### Set problem
Could you reproduce every row below character for character, with no changes?

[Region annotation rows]
____________
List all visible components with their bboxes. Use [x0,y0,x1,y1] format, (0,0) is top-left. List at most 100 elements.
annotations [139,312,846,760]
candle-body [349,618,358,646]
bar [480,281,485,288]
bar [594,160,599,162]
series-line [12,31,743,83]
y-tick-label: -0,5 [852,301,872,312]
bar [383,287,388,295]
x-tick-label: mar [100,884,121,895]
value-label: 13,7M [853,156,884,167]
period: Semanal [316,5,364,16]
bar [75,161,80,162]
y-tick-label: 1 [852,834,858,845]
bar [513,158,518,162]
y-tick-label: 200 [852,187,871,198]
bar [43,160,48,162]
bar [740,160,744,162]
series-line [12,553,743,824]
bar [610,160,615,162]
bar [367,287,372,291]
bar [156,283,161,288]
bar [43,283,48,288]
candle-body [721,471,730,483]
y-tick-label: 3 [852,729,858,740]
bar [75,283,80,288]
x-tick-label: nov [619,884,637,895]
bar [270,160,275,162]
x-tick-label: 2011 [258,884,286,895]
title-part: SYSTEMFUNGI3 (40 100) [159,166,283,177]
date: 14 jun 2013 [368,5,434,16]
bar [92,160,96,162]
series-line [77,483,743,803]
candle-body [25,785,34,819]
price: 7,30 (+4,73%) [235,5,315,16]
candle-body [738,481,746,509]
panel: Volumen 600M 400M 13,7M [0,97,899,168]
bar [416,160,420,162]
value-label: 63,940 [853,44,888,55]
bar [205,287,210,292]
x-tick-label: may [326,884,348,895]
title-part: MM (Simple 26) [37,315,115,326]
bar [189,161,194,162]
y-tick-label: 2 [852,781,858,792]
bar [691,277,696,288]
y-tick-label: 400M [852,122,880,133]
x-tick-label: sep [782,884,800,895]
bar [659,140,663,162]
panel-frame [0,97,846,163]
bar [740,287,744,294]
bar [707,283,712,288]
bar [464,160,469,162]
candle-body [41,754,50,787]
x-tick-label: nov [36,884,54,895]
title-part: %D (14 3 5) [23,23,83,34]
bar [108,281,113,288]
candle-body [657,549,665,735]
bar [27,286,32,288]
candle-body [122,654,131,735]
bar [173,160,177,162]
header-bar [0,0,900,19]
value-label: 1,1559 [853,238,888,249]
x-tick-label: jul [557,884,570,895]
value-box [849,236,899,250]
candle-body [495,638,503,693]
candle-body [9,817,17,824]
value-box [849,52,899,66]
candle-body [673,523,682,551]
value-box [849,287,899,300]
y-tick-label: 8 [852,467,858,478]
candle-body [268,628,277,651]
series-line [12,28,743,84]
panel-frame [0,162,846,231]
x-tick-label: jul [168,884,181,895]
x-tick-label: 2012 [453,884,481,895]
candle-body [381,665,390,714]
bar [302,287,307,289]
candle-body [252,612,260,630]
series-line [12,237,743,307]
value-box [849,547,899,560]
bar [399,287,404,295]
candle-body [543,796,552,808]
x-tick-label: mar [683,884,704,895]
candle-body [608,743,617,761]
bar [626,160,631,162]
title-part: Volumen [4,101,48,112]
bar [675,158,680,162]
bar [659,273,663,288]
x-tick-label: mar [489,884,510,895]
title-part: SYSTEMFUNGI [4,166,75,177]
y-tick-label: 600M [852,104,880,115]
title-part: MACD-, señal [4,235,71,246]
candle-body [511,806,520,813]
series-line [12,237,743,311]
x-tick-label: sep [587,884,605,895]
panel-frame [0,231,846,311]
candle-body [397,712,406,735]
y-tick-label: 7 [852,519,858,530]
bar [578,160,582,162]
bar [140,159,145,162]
____________
### Worked answer
List all visible components with their bboxes. Use [x0,y0,x1,y1] format, (0,0) is top-left. List at most 100 elements.
annotations [139,312,846,760]
candle-body [349,618,358,646]
bar [480,281,485,288]
bar [594,160,599,162]
series-line [12,31,743,83]
y-tick-label: -0,5 [852,301,872,312]
bar [383,287,388,295]
x-tick-label: mar [100,884,121,895]
value-label: 13,7M [853,156,884,167]
period: Semanal [316,5,364,16]
bar [75,161,80,162]
y-tick-label: 1 [852,834,858,845]
bar [513,158,518,162]
y-tick-label: 200 [852,187,871,198]
bar [43,160,48,162]
bar [740,160,744,162]
series-line [12,553,743,824]
bar [610,160,615,162]
bar [367,287,372,291]
bar [156,283,161,288]
bar [43,283,48,288]
candle-body [721,471,730,483]
y-tick-label: 3 [852,729,858,740]
bar [75,283,80,288]
x-tick-label: nov [619,884,637,895]
bar [270,160,275,162]
x-tick-label: 2011 [258,884,286,895]
title-part: SYSTEMFUNGI3 (40 100) [159,166,283,177]
date: 14 jun 2013 [368,5,434,16]
bar [92,160,96,162]
series-line [77,483,743,803]
candle-body [25,785,34,819]
price: 7,30 (+4,73%) [235,5,315,16]
candle-body [738,481,746,509]
panel: Volumen 600M 400M 13,7M [0,97,899,168]
bar [416,160,420,162]
value-label: 63,940 [853,44,888,55]
bar [205,287,210,292]
x-tick-label: may [326,884,348,895]
title-part: MM (Simple 26) [37,315,115,326]
bar [189,161,194,162]
y-tick-label: 2 [852,781,858,792]
bar [691,277,696,288]
y-tick-label: 400M [852,122,880,133]
x-tick-label: sep [782,884,800,895]
bar [659,140,663,162]
panel-frame [0,97,846,163]
bar [740,287,744,294]
bar [707,283,712,288]
bar [464,160,469,162]
candle-body [41,754,50,787]
x-tick-label: nov [36,884,54,895]
title-part: %D (14 3 5) [23,23,83,34]
bar [108,281,113,288]
candle-body [657,549,665,735]
bar [27,286,32,288]
candle-body [122,654,131,735]
bar [173,160,177,162]
header-bar [0,0,900,19]
value-label: 1,1559 [853,238,888,249]
x-tick-label: jul [557,884,570,895]
value-box [849,236,899,250]
candle-body [495,638,503,693]
candle-body [9,817,17,824]
value-box [849,52,899,66]
candle-body [673,523,682,551]
value-box [849,287,899,300]
y-tick-label: 8 [852,467,858,478]
candle-body [268,628,277,651]
series-line [12,28,743,84]
panel-frame [0,162,846,231]
x-tick-label: jul [168,884,181,895]
x-tick-label: 2012 [453,884,481,895]
candle-body [381,665,390,714]
bar [302,287,307,289]
candle-body [252,612,260,630]
series-line [12,237,743,307]
value-box [849,547,899,560]
bar [399,287,404,295]
candle-body [543,796,552,808]
x-tick-label: mar [683,884,704,895]
candle-body [608,743,617,761]
bar [626,160,631,162]
title-part: Volumen [4,101,48,112]
bar [675,158,680,162]
bar [659,273,663,288]
x-tick-label: mar [489,884,510,895]
title-part: SYSTEMFUNGI [4,166,75,177]
y-tick-label: 600M [852,104,880,115]
title-part: MACD-, señal [4,235,71,246]
candle-body [511,806,520,813]
series-line [12,237,743,311]
x-tick-label: sep [587,884,605,895]
panel-frame [0,231,846,311]
candle-body [397,712,406,735]
y-tick-label: 7 [852,519,858,530]
bar [578,160,582,162]
bar [140,159,145,162]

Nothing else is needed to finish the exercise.